Take every line that has the string "دراسة" and copy it out.

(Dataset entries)
-------
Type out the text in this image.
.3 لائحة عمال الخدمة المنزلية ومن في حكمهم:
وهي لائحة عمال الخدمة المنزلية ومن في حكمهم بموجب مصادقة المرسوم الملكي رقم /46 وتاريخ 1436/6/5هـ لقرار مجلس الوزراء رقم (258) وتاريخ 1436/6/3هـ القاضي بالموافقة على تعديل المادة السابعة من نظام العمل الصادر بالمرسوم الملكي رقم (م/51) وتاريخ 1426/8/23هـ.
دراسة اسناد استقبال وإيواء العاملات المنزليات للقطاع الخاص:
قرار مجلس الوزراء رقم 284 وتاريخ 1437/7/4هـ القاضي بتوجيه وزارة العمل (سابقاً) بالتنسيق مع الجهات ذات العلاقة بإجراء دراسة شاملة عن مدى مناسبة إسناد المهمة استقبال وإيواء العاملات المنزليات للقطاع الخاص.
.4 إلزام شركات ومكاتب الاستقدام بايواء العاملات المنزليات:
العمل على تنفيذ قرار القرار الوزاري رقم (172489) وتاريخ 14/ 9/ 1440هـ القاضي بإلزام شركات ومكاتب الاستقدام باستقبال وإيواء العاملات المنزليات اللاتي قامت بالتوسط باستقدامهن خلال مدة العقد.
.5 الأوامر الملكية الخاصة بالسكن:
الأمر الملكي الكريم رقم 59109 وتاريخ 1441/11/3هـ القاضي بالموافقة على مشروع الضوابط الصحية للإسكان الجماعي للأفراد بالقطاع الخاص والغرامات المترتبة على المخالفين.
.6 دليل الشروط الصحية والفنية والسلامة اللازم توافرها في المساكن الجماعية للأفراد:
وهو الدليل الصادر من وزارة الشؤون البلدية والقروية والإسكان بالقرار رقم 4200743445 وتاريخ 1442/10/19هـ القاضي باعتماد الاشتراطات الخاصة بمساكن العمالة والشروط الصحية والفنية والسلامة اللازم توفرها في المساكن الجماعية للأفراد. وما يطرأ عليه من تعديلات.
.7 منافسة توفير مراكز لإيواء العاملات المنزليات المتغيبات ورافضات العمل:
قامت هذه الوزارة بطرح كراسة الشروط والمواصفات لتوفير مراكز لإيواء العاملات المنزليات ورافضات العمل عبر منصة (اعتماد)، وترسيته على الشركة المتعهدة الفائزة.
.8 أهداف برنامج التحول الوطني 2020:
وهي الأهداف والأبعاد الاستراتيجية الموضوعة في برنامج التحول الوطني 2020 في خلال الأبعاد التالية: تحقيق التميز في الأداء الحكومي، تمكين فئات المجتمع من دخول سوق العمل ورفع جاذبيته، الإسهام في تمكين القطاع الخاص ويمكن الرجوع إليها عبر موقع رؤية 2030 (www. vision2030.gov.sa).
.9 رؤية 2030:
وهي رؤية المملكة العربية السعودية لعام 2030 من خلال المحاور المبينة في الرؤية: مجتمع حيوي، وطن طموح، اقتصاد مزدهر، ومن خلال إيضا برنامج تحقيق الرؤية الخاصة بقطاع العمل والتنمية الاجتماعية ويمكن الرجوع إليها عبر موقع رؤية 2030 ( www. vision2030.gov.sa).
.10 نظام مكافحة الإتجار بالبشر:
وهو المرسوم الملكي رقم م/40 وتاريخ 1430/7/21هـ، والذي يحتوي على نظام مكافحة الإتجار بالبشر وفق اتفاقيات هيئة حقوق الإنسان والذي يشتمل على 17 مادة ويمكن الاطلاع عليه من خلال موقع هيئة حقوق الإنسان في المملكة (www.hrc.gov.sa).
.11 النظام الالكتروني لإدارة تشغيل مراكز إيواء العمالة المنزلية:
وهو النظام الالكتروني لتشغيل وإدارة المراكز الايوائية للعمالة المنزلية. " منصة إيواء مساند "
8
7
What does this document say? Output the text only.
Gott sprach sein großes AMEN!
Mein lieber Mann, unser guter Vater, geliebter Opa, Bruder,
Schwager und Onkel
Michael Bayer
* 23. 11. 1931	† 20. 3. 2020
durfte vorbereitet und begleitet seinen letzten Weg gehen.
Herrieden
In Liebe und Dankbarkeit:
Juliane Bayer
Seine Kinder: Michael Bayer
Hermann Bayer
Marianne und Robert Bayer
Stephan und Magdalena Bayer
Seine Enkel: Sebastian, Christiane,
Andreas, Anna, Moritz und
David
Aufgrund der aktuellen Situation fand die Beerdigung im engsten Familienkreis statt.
-------
■ Exercise output:
دراسة اسناد استقبال وإيواء العاملات المنزليات للقطاع الخاص:
قرار مجلس الوزراء رقم 284 وتاريخ 1437/7/4هـ القاضي بتوجيه وزارة العمل (سابقاً) بالتنسيق مع الجهات ذات العلاقة بإجراء دراسة شاملة عن مدى مناسبة إسناد المهمة استقبال وإيواء العاملات المنزليات للقطاع الخاص.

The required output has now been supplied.